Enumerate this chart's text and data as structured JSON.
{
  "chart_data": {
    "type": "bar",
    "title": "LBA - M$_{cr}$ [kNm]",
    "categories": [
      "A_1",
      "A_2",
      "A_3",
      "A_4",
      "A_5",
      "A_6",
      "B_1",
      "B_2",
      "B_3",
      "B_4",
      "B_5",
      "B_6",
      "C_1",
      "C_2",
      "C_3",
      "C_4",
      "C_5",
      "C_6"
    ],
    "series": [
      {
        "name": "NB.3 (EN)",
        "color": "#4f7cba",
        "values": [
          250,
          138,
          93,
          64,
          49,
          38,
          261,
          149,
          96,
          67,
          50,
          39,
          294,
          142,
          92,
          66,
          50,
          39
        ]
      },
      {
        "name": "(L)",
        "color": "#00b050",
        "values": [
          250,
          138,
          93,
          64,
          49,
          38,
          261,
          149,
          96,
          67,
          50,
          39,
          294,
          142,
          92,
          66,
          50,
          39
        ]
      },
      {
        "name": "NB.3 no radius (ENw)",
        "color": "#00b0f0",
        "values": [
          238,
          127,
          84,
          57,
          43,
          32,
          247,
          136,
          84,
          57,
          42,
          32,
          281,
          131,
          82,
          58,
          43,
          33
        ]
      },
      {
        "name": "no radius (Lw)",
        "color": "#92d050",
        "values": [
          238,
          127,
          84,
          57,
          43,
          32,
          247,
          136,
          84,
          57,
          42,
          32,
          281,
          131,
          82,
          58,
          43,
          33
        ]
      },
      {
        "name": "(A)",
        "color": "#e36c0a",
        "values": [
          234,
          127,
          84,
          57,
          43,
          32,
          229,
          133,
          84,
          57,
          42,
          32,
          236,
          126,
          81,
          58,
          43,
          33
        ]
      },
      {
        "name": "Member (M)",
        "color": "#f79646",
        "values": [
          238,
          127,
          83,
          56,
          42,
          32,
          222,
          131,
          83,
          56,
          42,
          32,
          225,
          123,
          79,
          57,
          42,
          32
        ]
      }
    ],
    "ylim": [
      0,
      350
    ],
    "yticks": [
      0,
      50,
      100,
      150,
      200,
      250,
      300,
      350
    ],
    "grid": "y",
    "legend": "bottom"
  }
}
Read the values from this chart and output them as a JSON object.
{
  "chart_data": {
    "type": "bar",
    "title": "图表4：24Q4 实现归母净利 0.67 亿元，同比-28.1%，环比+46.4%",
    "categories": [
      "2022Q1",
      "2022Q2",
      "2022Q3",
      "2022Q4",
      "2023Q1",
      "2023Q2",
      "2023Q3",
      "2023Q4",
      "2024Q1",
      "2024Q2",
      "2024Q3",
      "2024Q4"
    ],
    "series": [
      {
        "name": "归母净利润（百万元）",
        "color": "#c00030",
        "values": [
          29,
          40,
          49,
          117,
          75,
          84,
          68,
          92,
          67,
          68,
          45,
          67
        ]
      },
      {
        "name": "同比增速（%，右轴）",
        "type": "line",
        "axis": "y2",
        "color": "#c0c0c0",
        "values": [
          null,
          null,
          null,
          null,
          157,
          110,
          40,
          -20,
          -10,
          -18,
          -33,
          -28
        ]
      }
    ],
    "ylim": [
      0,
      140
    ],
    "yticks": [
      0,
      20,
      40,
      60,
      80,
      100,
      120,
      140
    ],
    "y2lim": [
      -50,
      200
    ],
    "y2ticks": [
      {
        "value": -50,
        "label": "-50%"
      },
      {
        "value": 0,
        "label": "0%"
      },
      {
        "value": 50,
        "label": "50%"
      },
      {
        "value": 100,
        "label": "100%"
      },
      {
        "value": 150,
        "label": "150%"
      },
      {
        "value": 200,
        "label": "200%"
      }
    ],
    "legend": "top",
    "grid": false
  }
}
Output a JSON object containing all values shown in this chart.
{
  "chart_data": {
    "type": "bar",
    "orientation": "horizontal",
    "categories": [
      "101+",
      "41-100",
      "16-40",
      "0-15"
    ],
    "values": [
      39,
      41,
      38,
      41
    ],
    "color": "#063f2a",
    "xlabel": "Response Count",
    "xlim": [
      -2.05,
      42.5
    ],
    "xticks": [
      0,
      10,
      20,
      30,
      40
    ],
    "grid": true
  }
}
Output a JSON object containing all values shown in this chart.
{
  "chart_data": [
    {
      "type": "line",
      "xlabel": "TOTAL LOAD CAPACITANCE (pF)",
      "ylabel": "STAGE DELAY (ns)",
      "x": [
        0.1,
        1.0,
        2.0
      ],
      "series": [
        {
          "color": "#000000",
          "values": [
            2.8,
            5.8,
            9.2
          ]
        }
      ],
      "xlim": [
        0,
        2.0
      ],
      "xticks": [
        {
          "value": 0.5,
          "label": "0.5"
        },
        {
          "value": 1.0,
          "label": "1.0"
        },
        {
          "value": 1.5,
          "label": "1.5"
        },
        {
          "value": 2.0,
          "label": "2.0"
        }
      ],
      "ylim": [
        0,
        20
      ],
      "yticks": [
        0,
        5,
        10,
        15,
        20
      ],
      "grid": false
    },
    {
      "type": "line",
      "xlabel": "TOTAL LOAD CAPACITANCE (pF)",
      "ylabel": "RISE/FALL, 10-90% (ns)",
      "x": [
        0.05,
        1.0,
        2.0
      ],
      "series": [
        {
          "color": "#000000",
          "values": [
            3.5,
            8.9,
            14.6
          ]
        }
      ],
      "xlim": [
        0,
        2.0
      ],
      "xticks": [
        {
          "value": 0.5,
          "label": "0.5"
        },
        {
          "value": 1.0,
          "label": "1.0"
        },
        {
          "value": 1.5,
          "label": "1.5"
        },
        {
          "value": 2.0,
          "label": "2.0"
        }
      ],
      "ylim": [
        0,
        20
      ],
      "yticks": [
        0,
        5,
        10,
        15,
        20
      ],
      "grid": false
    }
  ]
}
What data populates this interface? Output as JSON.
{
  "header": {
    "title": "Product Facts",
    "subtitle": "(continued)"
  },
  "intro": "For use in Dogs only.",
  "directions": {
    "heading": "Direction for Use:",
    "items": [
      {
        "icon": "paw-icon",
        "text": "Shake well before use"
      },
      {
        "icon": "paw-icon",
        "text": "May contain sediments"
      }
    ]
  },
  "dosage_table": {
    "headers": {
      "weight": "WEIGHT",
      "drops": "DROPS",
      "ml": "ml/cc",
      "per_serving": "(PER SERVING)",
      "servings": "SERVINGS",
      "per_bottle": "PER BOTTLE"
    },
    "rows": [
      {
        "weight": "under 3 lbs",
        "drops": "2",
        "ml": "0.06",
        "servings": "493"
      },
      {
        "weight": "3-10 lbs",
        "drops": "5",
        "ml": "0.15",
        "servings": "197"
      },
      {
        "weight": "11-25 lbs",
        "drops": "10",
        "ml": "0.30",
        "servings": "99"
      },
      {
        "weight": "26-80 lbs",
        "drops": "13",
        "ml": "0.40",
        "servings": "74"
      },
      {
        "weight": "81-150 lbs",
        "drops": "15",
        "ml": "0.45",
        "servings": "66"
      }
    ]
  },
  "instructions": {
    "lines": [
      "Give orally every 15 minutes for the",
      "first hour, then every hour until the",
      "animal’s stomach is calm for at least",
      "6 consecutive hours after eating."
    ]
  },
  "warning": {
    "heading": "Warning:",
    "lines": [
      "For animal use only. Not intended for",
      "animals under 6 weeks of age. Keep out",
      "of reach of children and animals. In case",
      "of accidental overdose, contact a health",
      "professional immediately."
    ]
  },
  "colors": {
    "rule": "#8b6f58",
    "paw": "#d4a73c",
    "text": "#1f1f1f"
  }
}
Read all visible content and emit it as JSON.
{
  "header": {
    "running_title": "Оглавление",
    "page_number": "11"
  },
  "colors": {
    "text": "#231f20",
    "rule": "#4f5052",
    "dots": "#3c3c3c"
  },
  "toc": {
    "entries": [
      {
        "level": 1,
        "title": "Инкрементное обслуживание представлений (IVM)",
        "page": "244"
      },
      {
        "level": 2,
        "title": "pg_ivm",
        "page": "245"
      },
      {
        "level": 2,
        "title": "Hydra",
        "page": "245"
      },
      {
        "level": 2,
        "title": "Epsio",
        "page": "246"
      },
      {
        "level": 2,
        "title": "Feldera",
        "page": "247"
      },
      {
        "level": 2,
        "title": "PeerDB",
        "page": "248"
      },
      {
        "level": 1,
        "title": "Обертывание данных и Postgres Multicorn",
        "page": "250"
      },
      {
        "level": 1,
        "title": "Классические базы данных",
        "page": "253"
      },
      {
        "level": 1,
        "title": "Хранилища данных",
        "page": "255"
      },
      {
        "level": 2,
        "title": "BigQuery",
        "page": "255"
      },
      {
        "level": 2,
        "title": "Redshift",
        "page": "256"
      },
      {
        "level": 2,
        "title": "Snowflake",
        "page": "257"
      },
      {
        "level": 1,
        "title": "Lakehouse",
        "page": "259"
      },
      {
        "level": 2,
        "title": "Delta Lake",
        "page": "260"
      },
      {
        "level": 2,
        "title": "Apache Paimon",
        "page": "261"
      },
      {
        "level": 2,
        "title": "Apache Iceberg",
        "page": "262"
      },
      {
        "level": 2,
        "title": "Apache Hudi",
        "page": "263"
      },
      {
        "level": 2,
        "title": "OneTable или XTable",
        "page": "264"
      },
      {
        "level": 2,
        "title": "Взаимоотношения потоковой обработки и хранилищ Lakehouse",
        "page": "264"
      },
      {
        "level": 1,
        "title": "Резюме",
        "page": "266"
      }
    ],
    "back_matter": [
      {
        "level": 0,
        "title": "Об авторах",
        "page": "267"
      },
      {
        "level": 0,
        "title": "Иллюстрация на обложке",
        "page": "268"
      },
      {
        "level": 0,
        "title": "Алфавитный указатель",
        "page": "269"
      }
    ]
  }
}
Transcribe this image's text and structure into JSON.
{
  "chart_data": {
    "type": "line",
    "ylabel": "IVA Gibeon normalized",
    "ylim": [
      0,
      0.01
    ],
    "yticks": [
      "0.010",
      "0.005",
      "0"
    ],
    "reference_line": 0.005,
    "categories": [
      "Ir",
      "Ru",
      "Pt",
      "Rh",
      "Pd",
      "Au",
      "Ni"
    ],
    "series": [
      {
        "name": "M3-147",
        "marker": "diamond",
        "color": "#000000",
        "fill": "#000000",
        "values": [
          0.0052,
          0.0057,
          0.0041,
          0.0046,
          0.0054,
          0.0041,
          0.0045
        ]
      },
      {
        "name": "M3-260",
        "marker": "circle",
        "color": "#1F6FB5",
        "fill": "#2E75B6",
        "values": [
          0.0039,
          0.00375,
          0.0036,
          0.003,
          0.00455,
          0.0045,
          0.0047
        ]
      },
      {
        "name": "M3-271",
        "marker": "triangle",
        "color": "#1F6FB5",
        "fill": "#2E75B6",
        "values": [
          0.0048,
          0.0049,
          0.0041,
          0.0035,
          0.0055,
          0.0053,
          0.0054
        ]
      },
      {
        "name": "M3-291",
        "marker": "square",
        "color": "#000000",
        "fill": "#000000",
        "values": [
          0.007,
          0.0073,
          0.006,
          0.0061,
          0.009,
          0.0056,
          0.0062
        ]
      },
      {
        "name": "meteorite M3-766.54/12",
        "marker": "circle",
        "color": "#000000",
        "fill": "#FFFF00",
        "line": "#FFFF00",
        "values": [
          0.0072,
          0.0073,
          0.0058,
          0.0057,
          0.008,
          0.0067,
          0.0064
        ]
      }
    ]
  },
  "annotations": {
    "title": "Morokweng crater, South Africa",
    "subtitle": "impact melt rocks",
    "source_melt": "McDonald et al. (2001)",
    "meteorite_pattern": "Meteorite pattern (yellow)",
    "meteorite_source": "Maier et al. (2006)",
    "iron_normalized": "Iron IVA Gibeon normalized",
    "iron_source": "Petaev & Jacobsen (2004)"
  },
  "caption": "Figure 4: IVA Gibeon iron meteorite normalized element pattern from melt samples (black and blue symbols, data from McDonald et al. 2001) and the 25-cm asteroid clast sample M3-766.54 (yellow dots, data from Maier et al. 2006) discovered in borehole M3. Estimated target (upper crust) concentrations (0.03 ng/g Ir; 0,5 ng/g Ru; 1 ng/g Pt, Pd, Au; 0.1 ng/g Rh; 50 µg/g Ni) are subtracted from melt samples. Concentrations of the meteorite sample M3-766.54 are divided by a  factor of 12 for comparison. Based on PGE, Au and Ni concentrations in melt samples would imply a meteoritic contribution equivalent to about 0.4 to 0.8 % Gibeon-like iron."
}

────────────────

Return only those lines of the records that contain the string "radius".

        "name": "NB.3 no radius (ENw)",
        "name": "no radius (Lw)",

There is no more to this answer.